Aim: Write out the entries below once more, exactly.

start Data

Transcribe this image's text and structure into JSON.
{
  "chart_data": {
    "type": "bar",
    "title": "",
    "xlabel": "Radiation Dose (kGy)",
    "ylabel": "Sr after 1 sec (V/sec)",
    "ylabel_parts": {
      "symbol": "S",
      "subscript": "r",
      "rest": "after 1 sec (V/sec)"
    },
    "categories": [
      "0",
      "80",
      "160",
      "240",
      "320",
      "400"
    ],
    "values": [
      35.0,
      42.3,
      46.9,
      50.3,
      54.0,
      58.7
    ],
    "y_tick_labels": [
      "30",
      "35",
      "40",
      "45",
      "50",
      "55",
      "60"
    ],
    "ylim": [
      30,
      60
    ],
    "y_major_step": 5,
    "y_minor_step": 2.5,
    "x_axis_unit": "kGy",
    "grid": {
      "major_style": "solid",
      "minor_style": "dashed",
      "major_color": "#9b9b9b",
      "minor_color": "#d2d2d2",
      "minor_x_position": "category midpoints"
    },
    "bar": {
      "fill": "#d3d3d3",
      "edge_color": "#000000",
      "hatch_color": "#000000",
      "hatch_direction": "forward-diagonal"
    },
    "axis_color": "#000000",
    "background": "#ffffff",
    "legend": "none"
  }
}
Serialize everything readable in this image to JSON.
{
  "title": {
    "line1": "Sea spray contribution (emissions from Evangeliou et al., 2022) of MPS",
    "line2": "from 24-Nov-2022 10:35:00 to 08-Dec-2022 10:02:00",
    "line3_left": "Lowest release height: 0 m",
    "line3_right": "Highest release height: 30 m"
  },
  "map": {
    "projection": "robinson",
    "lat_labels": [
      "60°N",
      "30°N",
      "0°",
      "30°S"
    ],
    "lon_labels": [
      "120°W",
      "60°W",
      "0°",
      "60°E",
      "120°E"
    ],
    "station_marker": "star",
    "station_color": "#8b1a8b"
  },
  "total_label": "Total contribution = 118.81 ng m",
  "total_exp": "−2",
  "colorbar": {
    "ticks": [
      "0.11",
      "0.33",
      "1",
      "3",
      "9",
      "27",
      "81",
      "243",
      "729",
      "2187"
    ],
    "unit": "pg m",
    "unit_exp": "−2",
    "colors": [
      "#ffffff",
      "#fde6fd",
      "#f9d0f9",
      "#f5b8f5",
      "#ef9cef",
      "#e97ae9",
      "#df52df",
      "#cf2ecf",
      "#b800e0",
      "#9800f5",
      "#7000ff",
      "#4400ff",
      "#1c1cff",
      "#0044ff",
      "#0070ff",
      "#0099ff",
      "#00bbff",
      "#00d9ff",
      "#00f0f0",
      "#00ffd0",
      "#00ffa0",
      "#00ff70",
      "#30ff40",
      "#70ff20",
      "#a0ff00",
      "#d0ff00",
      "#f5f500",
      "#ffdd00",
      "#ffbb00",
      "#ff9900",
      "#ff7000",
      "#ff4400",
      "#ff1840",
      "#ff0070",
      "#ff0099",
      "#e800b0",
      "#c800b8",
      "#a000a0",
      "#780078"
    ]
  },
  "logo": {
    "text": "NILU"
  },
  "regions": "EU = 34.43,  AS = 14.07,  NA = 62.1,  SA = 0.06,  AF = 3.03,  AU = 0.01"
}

end Data

The output:
Transcribe this image's text and structure into JSON.
{
  "chart_data": {
    "type": "bar",
    "title": "",
    "xlabel": "Radiation Dose (kGy)",
    "ylabel": "Sr after 1 sec (V/sec)",
    "ylabel_parts": {
      "symbol": "S",
      "subscript": "r",
      "rest": "after 1 sec (V/sec)"
    },
    "categories": [
      "0",
      "80",
      "160",
      "240",
      "320",
      "400"
    ],
    "values": [
      35.0,
      42.3,
      46.9,
      50.3,
      54.0,
      58.7
    ],
    "y_tick_labels": [
      "30",
      "35",
      "40",
      "45",
      "50",
      "55",
      "60"
    ],
    "ylim": [
      30,
      60
    ],
    "y_major_step": 5,
    "y_minor_step": 2.5,
    "x_axis_unit": "kGy",
    "grid": {
      "major_style": "solid",
      "minor_style": "dashed",
      "major_color": "#9b9b9b",
      "minor_color": "#d2d2d2",
      "minor_x_position": "category midpoints"
    },
    "bar": {
      "fill": "#d3d3d3",
      "edge_color": "#000000",
      "hatch_color": "#000000",
      "hatch_direction": "forward-diagonal"
    },
    "axis_color": "#000000",
    "background": "#ffffff",
    "legend": "none"
  }
}
Serialize everything readable in this image to JSON.
{
  "title": {
    "line1": "Sea spray contribution (emissions from Evangeliou et al., 2022) of MPS",
    "line2": "from 24-Nov-2022 10:35:00 to 08-Dec-2022 10:02:00",
    "line3_left": "Lowest release height: 0 m",
    "line3_right": "Highest release height: 30 m"
  },
  "map": {
    "projection": "robinson",
    "lat_labels": [
      "60°N",
      "30°N",
      "0°",
      "30°S"
    ],
    "lon_labels": [
      "120°W",
      "60°W",
      "0°",
      "60°E",
      "120°E"
    ],
    "station_marker": "star",
    "station_color": "#8b1a8b"
  },
  "total_label": "Total contribution = 118.81 ng m",
  "total_exp": "−2",
  "colorbar": {
    "ticks": [
      "0.11",
      "0.33",
      "1",
      "3",
      "9",
      "27",
      "81",
      "243",
      "729",
      "2187"
    ],
    "unit": "pg m",
    "unit_exp": "−2",
    "colors": [
      "#ffffff",
      "#fde6fd",
      "#f9d0f9",
      "#f5b8f5",
      "#ef9cef",
      "#e97ae9",
      "#df52df",
      "#cf2ecf",
      "#b800e0",
      "#9800f5",
      "#7000ff",
      "#4400ff",
      "#1c1cff",
      "#0044ff",
      "#0070ff",
      "#0099ff",
      "#00bbff",
      "#00d9ff",
      "#00f0f0",
      "#00ffd0",
      "#00ffa0",
      "#00ff70",
      "#30ff40",
      "#70ff20",
      "#a0ff00",
      "#d0ff00",
      "#f5f500",
      "#ffdd00",
      "#ffbb00",
      "#ff9900",
      "#ff7000",
      "#ff4400",
      "#ff1840",
      "#ff0070",
      "#ff0099",
      "#e800b0",
      "#c800b8",
      "#a000a0",
      "#780078"
    ]
  },
  "logo": {
    "text": "NILU"
  },
  "regions": "EU = 34.43,  AS = 14.07,  NA = 62.1,  SA = 0.06,  AF = 3.03,  AU = 0.01"
}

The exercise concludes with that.